▶ WHAT TO WORK ON:
A – In the ham sandwich article, which establishment's ham sandwich is called simultaneously unremarkable and exquisite?
B – Using the ham sandwich article, explain why the author books a midafternoon flight out of LAX.

A Perfect Ham Sandwich at Thirty Thousand Feet

One of the best things you can eat in L.A. is on the flight home.
Ham sandwich.
The Apple Pan’s ham sandwich is simultaneously unremarkable and exquisite.Photograph by Paul Hwang

No matter how glorious the Los Angeles sunshine and how beautiful the people and how chill and inviting the life style, you’ve got to say goodbye at some point if you, like me, actually live somewhere else. Over years of regular visits, I’ve honed my departure ritual to soften the sting. Booking a midafternoon flight out of LAX leaves room for half a day of assorted activities (buying some sort of fabulously expensive juice, thinking about driving to the beach and then not driving to the beach, and so on) with plenty of time for the most important thing, which is lunch.

▶ GIVEN ENTRIES:
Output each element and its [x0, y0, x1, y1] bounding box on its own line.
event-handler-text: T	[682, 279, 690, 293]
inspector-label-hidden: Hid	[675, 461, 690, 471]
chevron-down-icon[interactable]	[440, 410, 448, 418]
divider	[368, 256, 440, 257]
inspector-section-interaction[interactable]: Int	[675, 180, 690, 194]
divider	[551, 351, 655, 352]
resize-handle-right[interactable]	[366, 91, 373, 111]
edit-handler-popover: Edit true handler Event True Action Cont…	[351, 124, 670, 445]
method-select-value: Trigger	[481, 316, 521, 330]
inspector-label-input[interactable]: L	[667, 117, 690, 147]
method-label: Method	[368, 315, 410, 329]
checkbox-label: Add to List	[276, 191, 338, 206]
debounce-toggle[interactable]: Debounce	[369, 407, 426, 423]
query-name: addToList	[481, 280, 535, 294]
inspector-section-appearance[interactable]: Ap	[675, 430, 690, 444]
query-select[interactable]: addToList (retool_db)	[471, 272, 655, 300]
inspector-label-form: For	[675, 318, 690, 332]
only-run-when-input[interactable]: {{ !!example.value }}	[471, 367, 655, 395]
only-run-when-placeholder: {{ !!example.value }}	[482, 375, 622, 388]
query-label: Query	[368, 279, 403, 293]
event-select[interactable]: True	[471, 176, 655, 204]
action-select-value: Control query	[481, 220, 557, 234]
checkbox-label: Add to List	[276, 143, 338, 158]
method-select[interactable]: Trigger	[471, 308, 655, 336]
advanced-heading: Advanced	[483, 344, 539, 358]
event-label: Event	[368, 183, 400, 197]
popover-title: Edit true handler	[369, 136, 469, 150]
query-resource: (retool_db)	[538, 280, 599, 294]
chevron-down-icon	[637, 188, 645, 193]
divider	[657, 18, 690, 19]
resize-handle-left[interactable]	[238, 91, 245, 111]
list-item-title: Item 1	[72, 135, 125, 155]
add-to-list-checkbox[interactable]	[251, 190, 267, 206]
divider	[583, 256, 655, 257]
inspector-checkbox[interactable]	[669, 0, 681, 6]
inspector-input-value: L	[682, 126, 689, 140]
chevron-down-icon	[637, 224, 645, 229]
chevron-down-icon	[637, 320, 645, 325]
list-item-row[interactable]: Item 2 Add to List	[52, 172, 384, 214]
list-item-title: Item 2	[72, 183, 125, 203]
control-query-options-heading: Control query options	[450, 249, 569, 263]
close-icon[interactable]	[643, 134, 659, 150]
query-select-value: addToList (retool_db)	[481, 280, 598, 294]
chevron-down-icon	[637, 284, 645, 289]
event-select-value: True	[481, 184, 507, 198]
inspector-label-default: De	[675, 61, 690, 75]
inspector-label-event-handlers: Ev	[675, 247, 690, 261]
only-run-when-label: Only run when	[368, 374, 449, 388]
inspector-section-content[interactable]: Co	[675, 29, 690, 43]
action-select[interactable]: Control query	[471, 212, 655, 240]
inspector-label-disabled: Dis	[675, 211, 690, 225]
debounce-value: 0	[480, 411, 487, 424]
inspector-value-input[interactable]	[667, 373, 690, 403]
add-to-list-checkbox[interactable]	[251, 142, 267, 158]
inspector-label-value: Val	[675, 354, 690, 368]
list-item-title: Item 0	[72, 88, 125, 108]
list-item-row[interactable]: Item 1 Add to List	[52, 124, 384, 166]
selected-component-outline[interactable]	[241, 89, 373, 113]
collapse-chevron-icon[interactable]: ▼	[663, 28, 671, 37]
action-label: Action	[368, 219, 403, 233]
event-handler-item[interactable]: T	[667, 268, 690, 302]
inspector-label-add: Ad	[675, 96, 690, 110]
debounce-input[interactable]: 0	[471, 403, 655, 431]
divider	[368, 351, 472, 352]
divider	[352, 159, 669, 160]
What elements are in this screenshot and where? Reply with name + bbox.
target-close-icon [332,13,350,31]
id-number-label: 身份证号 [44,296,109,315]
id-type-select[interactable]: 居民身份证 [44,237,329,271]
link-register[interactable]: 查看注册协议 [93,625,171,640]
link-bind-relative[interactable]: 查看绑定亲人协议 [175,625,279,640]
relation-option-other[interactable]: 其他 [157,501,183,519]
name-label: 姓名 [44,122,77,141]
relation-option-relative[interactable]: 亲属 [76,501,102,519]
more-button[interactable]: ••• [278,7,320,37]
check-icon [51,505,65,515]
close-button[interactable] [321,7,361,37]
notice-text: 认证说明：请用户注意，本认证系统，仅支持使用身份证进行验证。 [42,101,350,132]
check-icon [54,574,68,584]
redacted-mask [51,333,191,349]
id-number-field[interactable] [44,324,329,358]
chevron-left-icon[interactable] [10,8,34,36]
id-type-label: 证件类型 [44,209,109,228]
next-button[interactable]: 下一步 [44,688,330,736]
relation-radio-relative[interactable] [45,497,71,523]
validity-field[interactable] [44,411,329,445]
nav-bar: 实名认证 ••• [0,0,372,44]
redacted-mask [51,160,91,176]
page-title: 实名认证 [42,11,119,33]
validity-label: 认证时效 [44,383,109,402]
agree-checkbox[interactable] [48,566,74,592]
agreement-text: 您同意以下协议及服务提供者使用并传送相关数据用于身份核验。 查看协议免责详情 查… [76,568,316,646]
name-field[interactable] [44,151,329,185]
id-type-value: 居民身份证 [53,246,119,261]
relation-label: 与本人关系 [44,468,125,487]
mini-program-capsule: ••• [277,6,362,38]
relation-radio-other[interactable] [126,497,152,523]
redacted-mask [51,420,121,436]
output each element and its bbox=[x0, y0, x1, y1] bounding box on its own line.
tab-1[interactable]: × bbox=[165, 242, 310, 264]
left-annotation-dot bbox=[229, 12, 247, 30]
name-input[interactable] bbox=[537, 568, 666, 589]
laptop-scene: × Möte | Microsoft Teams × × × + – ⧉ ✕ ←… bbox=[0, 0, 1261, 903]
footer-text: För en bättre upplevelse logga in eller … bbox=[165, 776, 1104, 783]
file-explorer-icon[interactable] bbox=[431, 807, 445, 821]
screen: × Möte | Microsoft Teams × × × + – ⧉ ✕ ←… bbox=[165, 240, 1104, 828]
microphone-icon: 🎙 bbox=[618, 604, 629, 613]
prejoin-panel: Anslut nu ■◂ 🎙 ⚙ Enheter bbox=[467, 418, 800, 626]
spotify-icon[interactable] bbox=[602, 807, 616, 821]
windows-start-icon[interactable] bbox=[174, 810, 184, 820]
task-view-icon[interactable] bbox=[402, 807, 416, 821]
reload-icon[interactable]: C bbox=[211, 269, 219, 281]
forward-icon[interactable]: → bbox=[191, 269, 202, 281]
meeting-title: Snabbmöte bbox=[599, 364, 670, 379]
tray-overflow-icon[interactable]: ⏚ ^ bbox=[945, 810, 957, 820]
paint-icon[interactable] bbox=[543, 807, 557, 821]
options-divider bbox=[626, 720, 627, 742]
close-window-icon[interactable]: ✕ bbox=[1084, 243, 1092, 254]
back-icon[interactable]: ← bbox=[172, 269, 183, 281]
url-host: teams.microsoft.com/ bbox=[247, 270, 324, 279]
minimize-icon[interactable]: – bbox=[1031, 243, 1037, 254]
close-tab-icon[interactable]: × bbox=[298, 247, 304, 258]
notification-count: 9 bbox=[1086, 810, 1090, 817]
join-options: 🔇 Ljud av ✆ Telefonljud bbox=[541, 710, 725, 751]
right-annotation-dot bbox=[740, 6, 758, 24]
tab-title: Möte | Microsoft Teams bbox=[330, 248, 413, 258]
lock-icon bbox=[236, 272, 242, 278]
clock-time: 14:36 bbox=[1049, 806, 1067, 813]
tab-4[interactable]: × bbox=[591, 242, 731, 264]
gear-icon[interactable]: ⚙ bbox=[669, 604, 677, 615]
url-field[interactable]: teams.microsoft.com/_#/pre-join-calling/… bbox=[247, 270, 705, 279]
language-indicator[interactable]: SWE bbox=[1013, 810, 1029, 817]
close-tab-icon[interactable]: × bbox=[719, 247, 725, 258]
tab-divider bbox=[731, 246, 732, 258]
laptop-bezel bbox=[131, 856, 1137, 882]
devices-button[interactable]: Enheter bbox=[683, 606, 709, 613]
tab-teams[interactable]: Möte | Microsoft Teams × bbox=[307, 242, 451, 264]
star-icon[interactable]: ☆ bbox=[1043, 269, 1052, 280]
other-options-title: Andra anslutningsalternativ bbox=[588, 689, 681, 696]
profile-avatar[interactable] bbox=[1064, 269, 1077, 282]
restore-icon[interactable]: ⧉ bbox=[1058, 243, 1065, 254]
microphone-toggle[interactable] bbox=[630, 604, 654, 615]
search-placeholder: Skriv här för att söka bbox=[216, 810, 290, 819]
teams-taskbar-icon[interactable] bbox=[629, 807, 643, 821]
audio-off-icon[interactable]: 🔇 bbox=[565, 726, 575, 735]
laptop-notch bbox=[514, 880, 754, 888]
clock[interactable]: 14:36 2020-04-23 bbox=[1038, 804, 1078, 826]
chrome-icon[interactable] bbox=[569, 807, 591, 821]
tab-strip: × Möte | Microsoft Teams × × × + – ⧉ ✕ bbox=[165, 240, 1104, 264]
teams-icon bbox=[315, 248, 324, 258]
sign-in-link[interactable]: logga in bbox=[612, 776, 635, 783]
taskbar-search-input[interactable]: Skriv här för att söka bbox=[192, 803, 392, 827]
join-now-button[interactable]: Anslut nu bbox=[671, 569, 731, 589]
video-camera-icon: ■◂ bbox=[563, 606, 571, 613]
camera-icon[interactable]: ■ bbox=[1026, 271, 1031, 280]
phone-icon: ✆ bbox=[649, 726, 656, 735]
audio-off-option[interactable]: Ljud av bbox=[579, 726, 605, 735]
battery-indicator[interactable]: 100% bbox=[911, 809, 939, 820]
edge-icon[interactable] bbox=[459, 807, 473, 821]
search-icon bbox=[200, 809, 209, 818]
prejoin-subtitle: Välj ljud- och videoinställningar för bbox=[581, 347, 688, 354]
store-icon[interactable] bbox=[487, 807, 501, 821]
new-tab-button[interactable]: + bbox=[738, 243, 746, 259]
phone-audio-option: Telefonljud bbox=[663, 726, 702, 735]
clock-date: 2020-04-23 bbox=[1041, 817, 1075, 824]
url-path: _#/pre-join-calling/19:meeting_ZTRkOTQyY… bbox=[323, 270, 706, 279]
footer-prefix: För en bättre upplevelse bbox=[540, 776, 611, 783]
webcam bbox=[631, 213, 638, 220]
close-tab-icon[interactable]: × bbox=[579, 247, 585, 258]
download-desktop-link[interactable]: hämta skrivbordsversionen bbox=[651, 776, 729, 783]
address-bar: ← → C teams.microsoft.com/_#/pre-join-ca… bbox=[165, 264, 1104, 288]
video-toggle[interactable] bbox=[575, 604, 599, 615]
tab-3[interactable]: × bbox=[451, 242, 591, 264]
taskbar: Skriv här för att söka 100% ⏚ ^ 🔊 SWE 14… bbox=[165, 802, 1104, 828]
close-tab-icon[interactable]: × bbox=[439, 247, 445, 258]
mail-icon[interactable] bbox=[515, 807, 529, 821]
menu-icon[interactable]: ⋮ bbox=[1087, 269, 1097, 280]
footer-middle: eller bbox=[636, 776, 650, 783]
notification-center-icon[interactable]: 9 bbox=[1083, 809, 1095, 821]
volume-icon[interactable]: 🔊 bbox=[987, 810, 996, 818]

▶ ANSWER SET:
A – The Apple Pan's.

B – The midafternoon flight is part of a departure ritual meant to soften the sting of leaving Los Angeles. It leaves room for half a day of assorted activities, with plenty of time for lunch, which the author calls the most important thing.